* Task to complete *
Extract the listing below in full, unchanged.

+ + +

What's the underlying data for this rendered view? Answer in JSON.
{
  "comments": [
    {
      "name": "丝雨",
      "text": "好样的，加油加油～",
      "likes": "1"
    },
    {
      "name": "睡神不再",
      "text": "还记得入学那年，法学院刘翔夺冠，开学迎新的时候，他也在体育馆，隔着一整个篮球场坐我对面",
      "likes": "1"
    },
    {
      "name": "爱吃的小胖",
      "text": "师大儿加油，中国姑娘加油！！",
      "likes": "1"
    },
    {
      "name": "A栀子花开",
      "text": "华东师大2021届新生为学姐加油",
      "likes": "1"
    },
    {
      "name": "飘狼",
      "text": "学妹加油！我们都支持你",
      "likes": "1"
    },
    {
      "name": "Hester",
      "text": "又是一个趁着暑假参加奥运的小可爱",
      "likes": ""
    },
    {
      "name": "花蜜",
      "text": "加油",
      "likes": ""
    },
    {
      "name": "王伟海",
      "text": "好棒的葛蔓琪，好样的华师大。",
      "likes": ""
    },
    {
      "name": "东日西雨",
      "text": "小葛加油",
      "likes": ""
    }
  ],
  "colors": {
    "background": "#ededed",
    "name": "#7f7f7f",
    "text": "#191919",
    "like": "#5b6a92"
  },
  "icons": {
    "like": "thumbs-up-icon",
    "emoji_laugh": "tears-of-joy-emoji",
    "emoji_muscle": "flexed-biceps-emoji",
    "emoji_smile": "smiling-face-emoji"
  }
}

+ + +

* Answer to this task *
What's the underlying data for this rendered view? Answer in JSON.
{
  "comments": [
    {
      "name": "丝雨",
      "text": "好样的，加油加油～",
      "likes": "1"
    },
    {
      "name": "睡神不再",
      "text": "还记得入学那年，法学院刘翔夺冠，开学迎新的时候，他也在体育馆，隔着一整个篮球场坐我对面",
      "likes": "1"
    },
    {
      "name": "爱吃的小胖",
      "text": "师大儿加油，中国姑娘加油！！",
      "likes": "1"
    },
    {
      "name": "A栀子花开",
      "text": "华东师大2021届新生为学姐加油",
      "likes": "1"
    },
    {
      "name": "飘狼",
      "text": "学妹加油！我们都支持你",
      "likes": "1"
    },
    {
      "name": "Hester",
      "text": "又是一个趁着暑假参加奥运的小可爱",
      "likes": ""
    },
    {
      "name": "花蜜",
      "text": "加油",
      "likes": ""
    },
    {
      "name": "王伟海",
      "text": "好棒的葛蔓琪，好样的华师大。",
      "likes": ""
    },
    {
      "name": "东日西雨",
      "text": "小葛加油",
      "likes": ""
    }
  ],
  "colors": {
    "background": "#ededed",
    "name": "#7f7f7f",
    "text": "#191919",
    "like": "#5b6a92"
  },
  "icons": {
    "like": "thumbs-up-icon",
    "emoji_laugh": "tears-of-joy-emoji",
    "emoji_muscle": "flexed-biceps-emoji",
    "emoji_smile": "smiling-face-emoji"
  }
}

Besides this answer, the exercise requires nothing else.